Records that describe figures
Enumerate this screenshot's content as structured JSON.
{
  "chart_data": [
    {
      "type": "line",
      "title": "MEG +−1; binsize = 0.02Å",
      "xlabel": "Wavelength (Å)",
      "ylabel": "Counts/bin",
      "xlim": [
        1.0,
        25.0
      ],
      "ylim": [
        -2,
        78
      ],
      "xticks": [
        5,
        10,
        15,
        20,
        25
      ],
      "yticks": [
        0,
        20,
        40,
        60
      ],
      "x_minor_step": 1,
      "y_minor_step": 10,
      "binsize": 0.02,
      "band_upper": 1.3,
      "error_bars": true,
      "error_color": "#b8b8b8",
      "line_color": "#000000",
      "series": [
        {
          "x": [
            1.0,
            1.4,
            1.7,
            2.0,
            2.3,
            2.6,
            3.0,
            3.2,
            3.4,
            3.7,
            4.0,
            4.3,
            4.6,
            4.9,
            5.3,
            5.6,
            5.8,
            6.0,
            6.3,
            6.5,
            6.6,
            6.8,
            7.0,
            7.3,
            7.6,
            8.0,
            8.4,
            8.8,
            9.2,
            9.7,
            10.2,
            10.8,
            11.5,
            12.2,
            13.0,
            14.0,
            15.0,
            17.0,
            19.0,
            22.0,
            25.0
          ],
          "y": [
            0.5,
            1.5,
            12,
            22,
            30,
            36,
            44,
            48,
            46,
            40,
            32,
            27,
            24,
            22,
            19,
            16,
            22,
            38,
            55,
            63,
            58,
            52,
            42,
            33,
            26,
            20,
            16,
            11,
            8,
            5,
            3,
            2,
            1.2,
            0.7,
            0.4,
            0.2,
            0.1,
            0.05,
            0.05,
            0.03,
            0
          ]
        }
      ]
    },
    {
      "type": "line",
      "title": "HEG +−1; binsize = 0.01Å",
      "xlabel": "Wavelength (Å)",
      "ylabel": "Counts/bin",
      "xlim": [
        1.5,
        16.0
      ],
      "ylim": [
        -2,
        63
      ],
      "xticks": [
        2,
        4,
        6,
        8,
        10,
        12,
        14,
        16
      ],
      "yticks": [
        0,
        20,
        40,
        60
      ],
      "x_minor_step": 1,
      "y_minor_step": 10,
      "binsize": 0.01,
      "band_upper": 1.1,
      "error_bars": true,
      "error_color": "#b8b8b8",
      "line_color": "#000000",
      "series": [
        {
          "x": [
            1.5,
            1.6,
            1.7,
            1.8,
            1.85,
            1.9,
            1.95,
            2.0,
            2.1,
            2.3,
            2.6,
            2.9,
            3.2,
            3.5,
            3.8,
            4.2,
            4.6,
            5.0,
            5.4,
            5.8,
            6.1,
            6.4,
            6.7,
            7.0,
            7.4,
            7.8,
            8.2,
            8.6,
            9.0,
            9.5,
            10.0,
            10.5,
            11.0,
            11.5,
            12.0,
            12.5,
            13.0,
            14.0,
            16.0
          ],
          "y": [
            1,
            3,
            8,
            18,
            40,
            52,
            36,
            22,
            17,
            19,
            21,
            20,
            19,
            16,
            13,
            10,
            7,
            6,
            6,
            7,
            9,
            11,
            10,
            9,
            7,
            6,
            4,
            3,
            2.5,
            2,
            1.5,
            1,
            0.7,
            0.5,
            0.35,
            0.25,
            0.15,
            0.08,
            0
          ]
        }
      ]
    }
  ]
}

_Set task_.
Write out all the lines again, exactly as they are.

_Exercise result_.
Enumerate this screenshot's content as structured JSON.
{
  "chart_data": [
    {
      "type": "line",
      "title": "MEG +−1; binsize = 0.02Å",
      "xlabel": "Wavelength (Å)",
      "ylabel": "Counts/bin",
      "xlim": [
        1.0,
        25.0
      ],
      "ylim": [
        -2,
        78
      ],
      "xticks": [
        5,
        10,
        15,
        20,
        25
      ],
      "yticks": [
        0,
        20,
        40,
        60
      ],
      "x_minor_step": 1,
      "y_minor_step": 10,
      "binsize": 0.02,
      "band_upper": 1.3,
      "error_bars": true,
      "error_color": "#b8b8b8",
      "line_color": "#000000",
      "series": [
        {
          "x": [
            1.0,
            1.4,
            1.7,
            2.0,
            2.3,
            2.6,
            3.0,
            3.2,
            3.4,
            3.7,
            4.0,
            4.3,
            4.6,
            4.9,
            5.3,
            5.6,
            5.8,
            6.0,
            6.3,
            6.5,
            6.6,
            6.8,
            7.0,
            7.3,
            7.6,
            8.0,
            8.4,
            8.8,
            9.2,
            9.7,
            10.2,
            10.8,
            11.5,
            12.2,
            13.0,
            14.0,
            15.0,
            17.0,
            19.0,
            22.0,
            25.0
          ],
          "y": [
            0.5,
            1.5,
            12,
            22,
            30,
            36,
            44,
            48,
            46,
            40,
            32,
            27,
            24,
            22,
            19,
            16,
            22,
            38,
            55,
            63,
            58,
            52,
            42,
            33,
            26,
            20,
            16,
            11,
            8,
            5,
            3,
            2,
            1.2,
            0.7,
            0.4,
            0.2,
            0.1,
            0.05,
            0.05,
            0.03,
            0
          ]
        }
      ]
    },
    {
      "type": "line",
      "title": "HEG +−1; binsize = 0.01Å",
      "xlabel": "Wavelength (Å)",
      "ylabel": "Counts/bin",
      "xlim": [
        1.5,
        16.0
      ],
      "ylim": [
        -2,
        63
      ],
      "xticks": [
        2,
        4,
        6,
        8,
        10,
        12,
        14,
        16
      ],
      "yticks": [
        0,
        20,
        40,
        60
      ],
      "x_minor_step": 1,
      "y_minor_step": 10,
      "binsize": 0.01,
      "band_upper": 1.1,
      "error_bars": true,
      "error_color": "#b8b8b8",
      "line_color": "#000000",
      "series": [
        {
          "x": [
            1.5,
            1.6,
            1.7,
            1.8,
            1.85,
            1.9,
            1.95,
            2.0,
            2.1,
            2.3,
            2.6,
            2.9,
            3.2,
            3.5,
            3.8,
            4.2,
            4.6,
            5.0,
            5.4,
            5.8,
            6.1,
            6.4,
            6.7,
            7.0,
            7.4,
            7.8,
            8.2,
            8.6,
            9.0,
            9.5,
            10.0,
            10.5,
            11.0,
            11.5,
            12.0,
            12.5,
            13.0,
            14.0,
            16.0
          ],
          "y": [
            1,
            3,
            8,
            18,
            40,
            52,
            36,
            22,
            17,
            19,
            21,
            20,
            19,
            16,
            13,
            10,
            7,
            6,
            6,
            7,
            9,
            11,
            10,
            9,
            7,
            6,
            4,
            3,
            2.5,
            2,
            1.5,
            1,
            0.7,
            0.5,
            0.35,
            0.25,
            0.15,
            0.08,
            0
          ]
        }
      ]
    }
  ]
}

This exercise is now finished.